▸ **SET EXERCISE**
Check every line of the entries below for the word "ninth", and copy the ones that have it.

[Data listing]
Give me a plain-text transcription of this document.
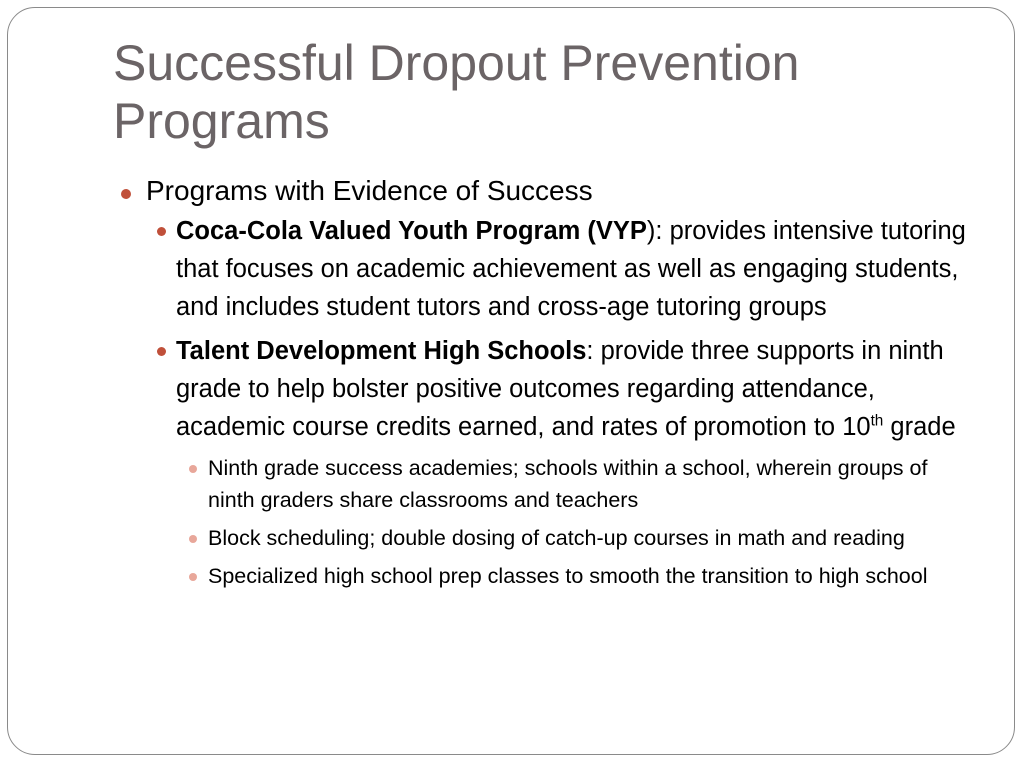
Successful Dropout Prevention Programs

Programs with Evidence of Success

Coca-Cola Valued Youth Program (VYP): provides intensive tutoring that focuses on academic achievement as well as engaging students, and includes student tutors and cross-age tutoring groups

Talent Development High Schools: provide three supports in ninth grade to help bolster positive outcomes regarding attendance, academic course credits earned, and rates of promotion to 10th grade

Ninth grade success academies; schools within a school, wherein groups of ninth graders share classrooms and teachers

Block scheduling; double dosing of catch-up courses in math and reading

Specialized high school prep classes to smooth the transition to high school
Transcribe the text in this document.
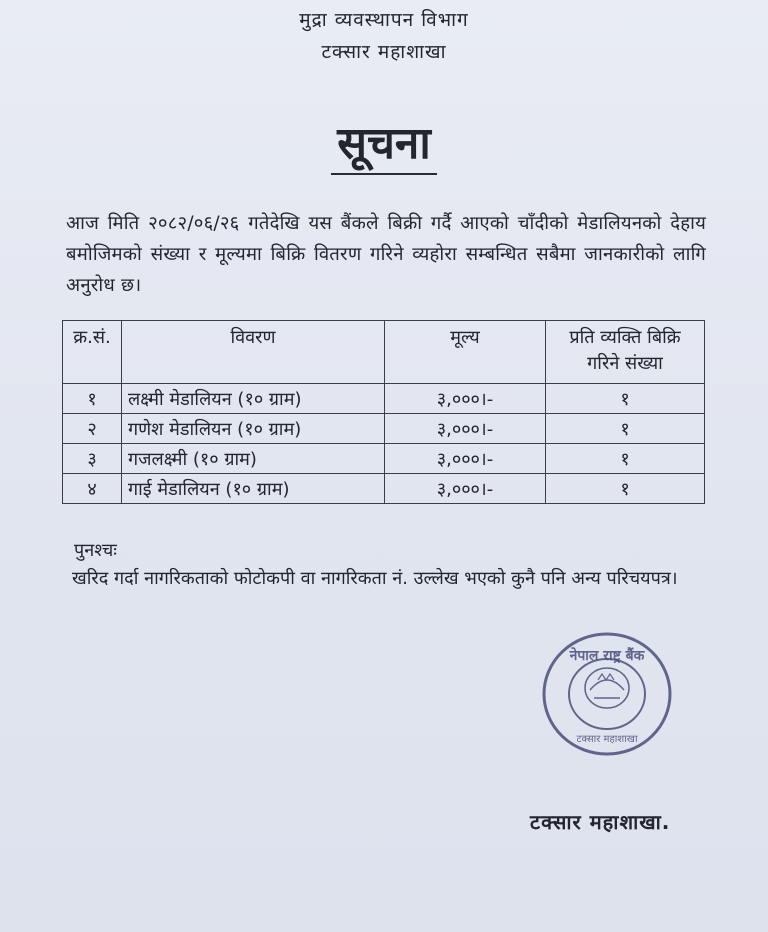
मुद्रा व्यवस्थापन विभाग
टक्सार महाशाखा
सूचना
आज मिति २०८२/०६/२६ गतेदेखि यस बैंकले बिक्री गर्दै आएको चाँदीको मेडालियनको देहाय बमोजिमको संख्या र मूल्यमा बिक्रि वितरण गरिने व्यहोरा सम्बन्धित सबैमा जानकारीको लागि अनुरोध छ।
क्र.सं.	विवरण	मूल्य	प्रति व्यक्ति बिक्रि गरिने संख्या
१	लक्ष्मी मेडालियन (१० ग्राम)	३,०००।-	१
२	गणेश मेडालियन (१० ग्राम)	३,०००।-	१
३	गजलक्ष्मी (१० ग्राम)	३,०००।-	१
४	गाई मेडालियन (१० ग्राम)	३,०००।-	१
पुनश्चः
खरिद गर्दा नागरिकताको फोटोकपी वा नागरिकता नं. उल्लेख भएको कुनै पनि अन्य परिचयपत्र।
नेपाल राष्ट्र बैंक
टक्सार महाशाखा
टक्सार महाशाखा.
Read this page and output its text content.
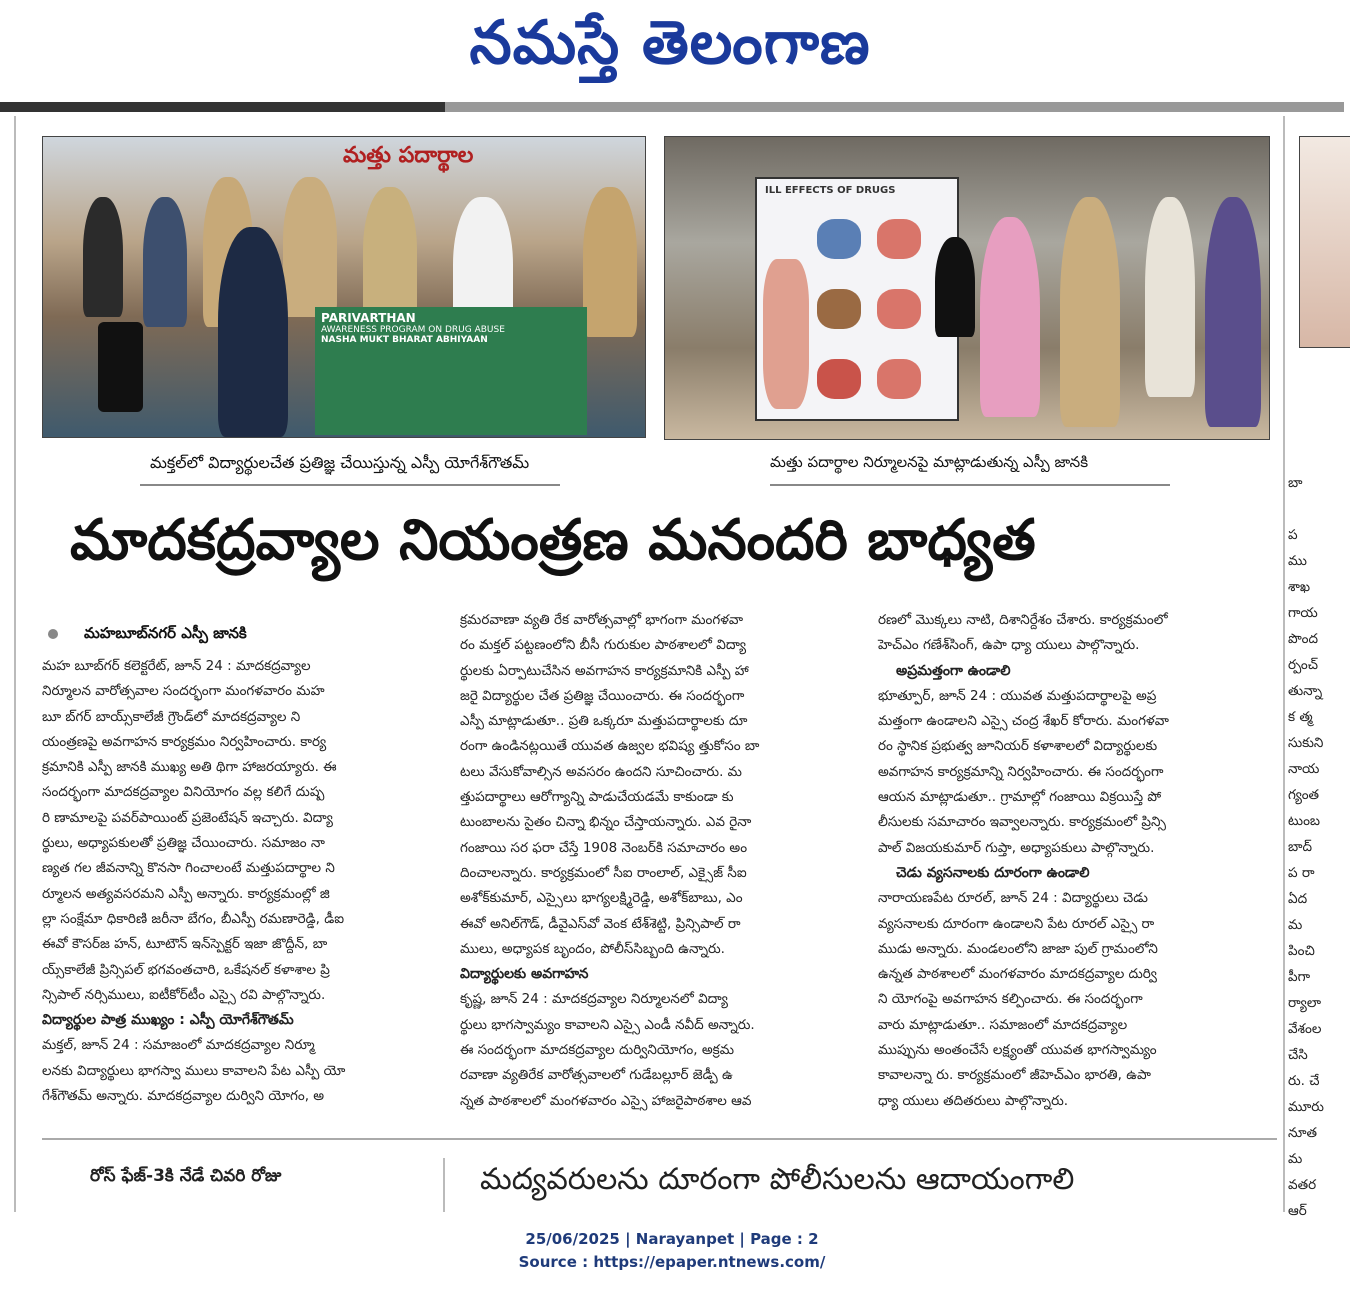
నమస్తే తెలంగాణ
మత్తు పదార్థాల
PARIVARTHAN
AWARENESS PROGRAM ON DRUG ABUSE
NASHA MUKT BHARAT ABHIYAAN
ILL EFFECTS OF DRUGS
మక్తల్‌లో విద్యార్థులచేత ప్రతిజ్ఞ చేయిస్తున్న ఎస్పీ యోగేశ్‌గౌతమ్	మత్తు పదార్థాల నిర్మూలనపై మాట్లాడుతున్న ఎస్పీ జానకి
మాదకద్రవ్యాల నియంత్రణ మనందరి బాధ్యత
మహబూబ్‌నగర్ ఎస్పీ జానకి

మహ బూబ్‌గర్ కలెక్టరేట్, జూన్ 24 : మాదకద్రవ్యాల

నిర్మూలన వారోత్సవాల సందర్భంగా మంగళవారం మహ

బూ బ్‌గర్ బాయ్స్‌కాలేజీ గ్రౌండ్‌లో మాదకద్రవ్యాల ని

యంత్రణపై అవగాహన కార్యక్రమం నిర్వహించారు. కార్య

క్రమానికి ఎస్పీ జానకి ముఖ్య అతి థిగా హాజరయ్యారు. ఈ

సందర్భంగా మాదకద్రవ్యాల వినియోగం వల్ల కలిగే దుష్ప

రి ణామాలపై పవర్‌పాయింట్ ప్రజెంటేషన్ ఇచ్చారు. విద్యా

ర్థులు, అధ్యాపకులతో ప్రతిజ్ఞ చేయించారు. సమాజం నా

ణ్యత గల జీవనాన్ని కొనసా గించాలంటే మత్తుపదార్థాల ని

ర్మూలన అత్యవసరమని ఎస్పీ అన్నారు. కార్యక్రమంల్లో జి

ల్లా సంక్షేమా ధికారిణి జరీనా బేగం, బీఎస్పీ రమణారెడ్డి, డీఐ

ఈవో కౌసర్‌జ హన్, టూటౌన్ ఇన్‌స్పెక్టర్ ఇజా జొద్దీన్, బా

య్స్‌కాలేజీ ప్రిన్సిపల్ భగవంతచారి, ఒకేషనల్ కళాశాల ప్రి

న్సిపాల్ నర్సిములు, ఐటీకోర్‌టీం ఎస్సై రవి పాల్గొన్నారు.

విద్యార్థుల పాత్ర ముఖ్యం : ఎస్పీ యోగేశ్‌గౌతమ్

మక్తల్, జూన్ 24 : సమాజంలో మాదకద్రవ్యాల నిర్మూ

లనకు విద్యార్థులు భాగస్వా ములు కావాలని పేట ఎస్పీ యో

గేశ్‌గౌతమ్ అన్నారు. మాదకద్రవ్యాల దుర్విని యోగం, అ

క్రమరవాణా వ్యతి రేక వారోత్సవాల్లో భాగంగా మంగళవా

రం మక్తల్ పట్టణంలోని బీసీ గురుకుల పాఠశాలలో విద్యా

ర్థులకు ఏర్పాటుచేసిన అవగాహన కార్యక్రమానికి ఎస్పీ హా

జరై విద్యార్థుల చేత ప్రతిజ్ఞ చేయించారు. ఈ సందర్భంగా

ఎస్పీ మాట్లాడుతూ.. ప్రతి ఒక్కరూ మత్తుపదార్థాలకు దూ

రంగా ఉండినట్లయితే యువత ఉజ్వల భవిష్య త్తుకోసం బా

టలు వేసుకోవాల్సిన అవసరం ఉందని సూచించారు. మ

త్తుపదార్థాలు ఆరోగ్యాన్ని పాడుచేయడమే కాకుండా కు

టుంబాలను సైతం చిన్నా భిన్నం చేస్తాయన్నారు. ఎవ రైనా

గంజాయి సర ఫరా చేస్తే 1908 నెంబర్‌కి సమాచారం అం

దించాలన్నారు. కార్యక్రమంలో సీఐ రాంలాల్, ఎక్సైజ్ సీఐ

అశోక్‌కుమార్, ఎస్సైలు భాగ్యలక్ష్మిరెడ్డి, అశోక్‌బాబు, ఎం

ఈవో అనిల్‌గౌడ్, డీవైఎస్‌వో వెంక టేశ్‌శెట్టి, ప్రిన్సిపాల్ రా

ములు, అధ్యాపక బృందం, పోలీస్‌సిబ్బంది ఉన్నారు.

విద్యార్థులకు అవగాహన

కృష్ణ, జూన్ 24 : మాదకద్రవ్యాల నిర్మూలనలో విద్యా

ర్థులు భాగస్వామ్యం కావాలని ఎస్సై ఎండీ నవీద్ అన్నారు.

ఈ సందర్భంగా మాదకద్రవ్యాల దుర్వినియోగం, అక్రమ

రవాణా వ్యతిరేక వారోత్సవాలలో గుడేబల్లూర్ జెడ్పీ ఉ

న్నత పాఠశాలలో మంగళవారం ఎస్సై హాజరైపాఠశాల ఆవ

రణలో మొక్కలు నాటి, దిశానిర్దేశం చేశారు. కార్యక్రమంలో

హెచ్‌ఎం గణేశ్‌సింగ్, ఉపా ధ్యా యులు పాల్గొన్నారు.

అప్రమత్తంగా ఉండాలి

భూత్పూర్, జూన్ 24 : యువత మత్తుపదార్థాలపై అప్ర

మత్తంగా ఉండాలని ఎస్సై చంద్ర శేఖర్ కోరారు. మంగళవా

రం స్థానిక ప్రభుత్వ జూనియర్ కళాశాలలో విద్యార్థులకు

అవగాహన కార్యక్రమాన్ని నిర్వహించారు. ఈ సందర్భంగా

ఆయన మాట్లాడుతూ.. గ్రామాల్లో గంజాయి విక్రయిస్తే పో

లీసులకు సమాచారం ఇవ్వాలన్నారు. కార్యక్రమంలో ప్రిన్సి

పాల్ విజయకుమార్ గుప్తా, అధ్యాపకులు పాల్గొన్నారు.

చెడు వ్యసనాలకు దూరంగా ఉండాలి

నారాయణపేట రూరల్, జూన్ 24 : విద్యార్థులు చెడు

వ్యసనాలకు దూరంగా ఉండాలని పేట రూరల్ ఎస్సై రా

ముడు అన్నారు. మండలంలోని జాజా పుల్ గ్రామంలోని

ఉన్నత పాఠశాలలో మంగళవారం మాదకద్రవ్యాల దుర్వి

ని యోగంపై అవగాహన కల్పించారు. ఈ సందర్భంగా

వారు మాట్లాడుతూ.. సమాజంలో మాదకద్రవ్యాల

ముప్పును అంతంచేసే లక్ష్యంతో యువత భాగస్వామ్యం

కావాలన్నా రు. కార్యక్రమంలో జీహెచ్‌ఎం భారతి, ఉపా

ధ్యా యులు తదితరులు పాల్గొన్నారు.

బా

ప
ము
శాఖ
గాయ
పొంద
ర్పంచ్
తున్నా
క త్మ
సుకుని
నాయ
గ్యంత
టుంబ
బాద్‌
ప రా
ఏద
మ
పించి
పీగా
ర్యాలా
వేశంల
చేసి
రు. చే
మూరు
నూత
మ
వతర
ఆర్
రోస్ ఫేజ్-3కి నేడే చివరి రోజు	మద్యవరులను దూరంగా పోలీసులను ఆదాయంగాలి
25/06/2025 | Narayanpet | Page : 2
Source : https://epaper.ntnews.com/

▸ **THE COMPLETED TASK**
Talent Development High Schools: provide three supports in ninth grade to help bolster positive outcomes regarding attendance, academic course credits earned, and rates of promotion to 10th grade
Ninth grade success academies; schools within a school, wherein groups of ninth graders share classrooms and teachers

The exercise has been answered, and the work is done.